Dataset records:
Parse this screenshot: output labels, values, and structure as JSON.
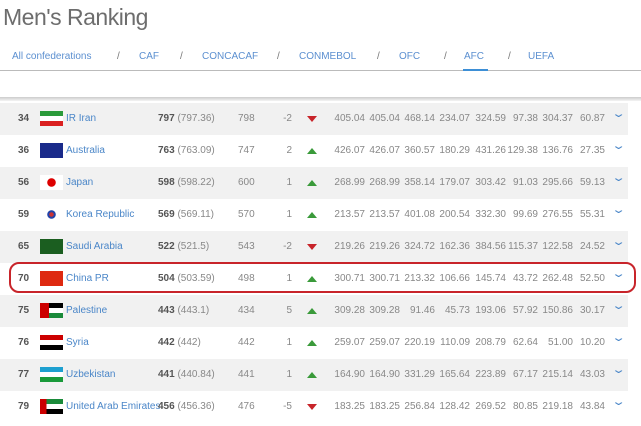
{
  "title": "Men's Ranking",
  "tabs": [
    "All confederations",
    "CAF",
    "CONCACAF",
    "CONMEBOL",
    "OFC",
    "AFC",
    "UEFA"
  ],
  "separator": "/",
  "active_tab": "AFC",
  "colors": {
    "up": "#3a9a3a",
    "down": "#c8242a",
    "link": "#4a86c8",
    "highlight": "#c8242a"
  },
  "rows": [
    {
      "rank": "34",
      "name": "IR Iran",
      "points": "797",
      "points_exact": "(797.36)",
      "prev": "798",
      "change": "-2",
      "dir": "down",
      "vals": [
        "405.04",
        "405.04",
        "468.14",
        "234.07",
        "324.59",
        "97.38",
        "304.37",
        "60.87"
      ]
    },
    {
      "rank": "36",
      "name": "Australia",
      "points": "763",
      "points_exact": "(763.09)",
      "prev": "747",
      "change": "2",
      "dir": "up",
      "vals": [
        "426.07",
        "426.07",
        "360.57",
        "180.29",
        "431.26",
        "129.38",
        "136.76",
        "27.35"
      ]
    },
    {
      "rank": "56",
      "name": "Japan",
      "points": "598",
      "points_exact": "(598.22)",
      "prev": "600",
      "change": "1",
      "dir": "up",
      "vals": [
        "268.99",
        "268.99",
        "358.14",
        "179.07",
        "303.42",
        "91.03",
        "295.66",
        "59.13"
      ]
    },
    {
      "rank": "59",
      "name": "Korea Republic",
      "points": "569",
      "points_exact": "(569.11)",
      "prev": "570",
      "change": "1",
      "dir": "up",
      "vals": [
        "213.57",
        "213.57",
        "401.08",
        "200.54",
        "332.30",
        "99.69",
        "276.55",
        "55.31"
      ]
    },
    {
      "rank": "65",
      "name": "Saudi Arabia",
      "points": "522",
      "points_exact": "(521.5)",
      "prev": "543",
      "change": "-2",
      "dir": "down",
      "vals": [
        "219.26",
        "219.26",
        "324.72",
        "162.36",
        "384.56",
        "115.37",
        "122.58",
        "24.52"
      ]
    },
    {
      "rank": "70",
      "name": "China PR",
      "points": "504",
      "points_exact": "(503.59)",
      "prev": "498",
      "change": "1",
      "dir": "up",
      "vals": [
        "300.71",
        "300.71",
        "213.32",
        "106.66",
        "145.74",
        "43.72",
        "262.48",
        "52.50"
      ]
    },
    {
      "rank": "75",
      "name": "Palestine",
      "points": "443",
      "points_exact": "(443.1)",
      "prev": "434",
      "change": "5",
      "dir": "up",
      "vals": [
        "309.28",
        "309.28",
        "91.46",
        "45.73",
        "193.06",
        "57.92",
        "150.86",
        "30.17"
      ]
    },
    {
      "rank": "76",
      "name": "Syria",
      "points": "442",
      "points_exact": "(442)",
      "prev": "442",
      "change": "1",
      "dir": "up",
      "vals": [
        "259.07",
        "259.07",
        "220.19",
        "110.09",
        "208.79",
        "62.64",
        "51.00",
        "10.20"
      ]
    },
    {
      "rank": "77",
      "name": "Uzbekistan",
      "points": "441",
      "points_exact": "(440.84)",
      "prev": "441",
      "change": "1",
      "dir": "up",
      "vals": [
        "164.90",
        "164.90",
        "331.29",
        "165.64",
        "223.89",
        "67.17",
        "215.14",
        "43.03"
      ]
    },
    {
      "rank": "79",
      "name": "United Arab Emirates",
      "points": "456",
      "points_exact": "(456.36)",
      "prev": "476",
      "change": "-5",
      "dir": "down",
      "vals": [
        "183.25",
        "183.25",
        "256.84",
        "128.42",
        "269.52",
        "80.85",
        "219.18",
        "43.84"
      ]
    }
  ]
}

**GIVEN REQUEST**: Keep the pictures out and write out the records exactly.

**TASK RESULT**:
Parse this screenshot: output labels, values, and structure as JSON.
{
  "title": "Men's Ranking",
  "tabs": [
    "All confederations",
    "CAF",
    "CONCACAF",
    "CONMEBOL",
    "OFC",
    "AFC",
    "UEFA"
  ],
  "separator": "/",
  "active_tab": "AFC",
  "colors": {
    "up": "#3a9a3a",
    "down": "#c8242a",
    "link": "#4a86c8",
    "highlight": "#c8242a"
  },
  "rows": [
    {
      "rank": "34",
      "name": "IR Iran",
      "points": "797",
      "points_exact": "(797.36)",
      "prev": "798",
      "change": "-2",
      "dir": "down",
      "vals": [
        "405.04",
        "405.04",
        "468.14",
        "234.07",
        "324.59",
        "97.38",
        "304.37",
        "60.87"
      ]
    },
    {
      "rank": "36",
      "name": "Australia",
      "points": "763",
      "points_exact": "(763.09)",
      "prev": "747",
      "change": "2",
      "dir": "up",
      "vals": [
        "426.07",
        "426.07",
        "360.57",
        "180.29",
        "431.26",
        "129.38",
        "136.76",
        "27.35"
      ]
    },
    {
      "rank": "56",
      "name": "Japan",
      "points": "598",
      "points_exact": "(598.22)",
      "prev": "600",
      "change": "1",
      "dir": "up",
      "vals": [
        "268.99",
        "268.99",
        "358.14",
        "179.07",
        "303.42",
        "91.03",
        "295.66",
        "59.13"
      ]
    },
    {
      "rank": "59",
      "name": "Korea Republic",
      "points": "569",
      "points_exact": "(569.11)",
      "prev": "570",
      "change": "1",
      "dir": "up",
      "vals": [
        "213.57",
        "213.57",
        "401.08",
        "200.54",
        "332.30",
        "99.69",
        "276.55",
        "55.31"
      ]
    },
    {
      "rank": "65",
      "name": "Saudi Arabia",
      "points": "522",
      "points_exact": "(521.5)",
      "prev": "543",
      "change": "-2",
      "dir": "down",
      "vals": [
        "219.26",
        "219.26",
        "324.72",
        "162.36",
        "384.56",
        "115.37",
        "122.58",
        "24.52"
      ]
    },
    {
      "rank": "70",
      "name": "China PR",
      "points": "504",
      "points_exact": "(503.59)",
      "prev": "498",
      "change": "1",
      "dir": "up",
      "vals": [
        "300.71",
        "300.71",
        "213.32",
        "106.66",
        "145.74",
        "43.72",
        "262.48",
        "52.50"
      ]
    },
    {
      "rank": "75",
      "name": "Palestine",
      "points": "443",
      "points_exact": "(443.1)",
      "prev": "434",
      "change": "5",
      "dir": "up",
      "vals": [
        "309.28",
        "309.28",
        "91.46",
        "45.73",
        "193.06",
        "57.92",
        "150.86",
        "30.17"
      ]
    },
    {
      "rank": "76",
      "name": "Syria",
      "points": "442",
      "points_exact": "(442)",
      "prev": "442",
      "change": "1",
      "dir": "up",
      "vals": [
        "259.07",
        "259.07",
        "220.19",
        "110.09",
        "208.79",
        "62.64",
        "51.00",
        "10.20"
      ]
    },
    {
      "rank": "77",
      "name": "Uzbekistan",
      "points": "441",
      "points_exact": "(440.84)",
      "prev": "441",
      "change": "1",
      "dir": "up",
      "vals": [
        "164.90",
        "164.90",
        "331.29",
        "165.64",
        "223.89",
        "67.17",
        "215.14",
        "43.03"
      ]
    },
    {
      "rank": "79",
      "name": "United Arab Emirates",
      "points": "456",
      "points_exact": "(456.36)",
      "prev": "476",
      "change": "-5",
      "dir": "down",
      "vals": [
        "183.25",
        "183.25",
        "256.84",
        "128.42",
        "269.52",
        "80.85",
        "219.18",
        "43.84"
      ]
    }
  ]
}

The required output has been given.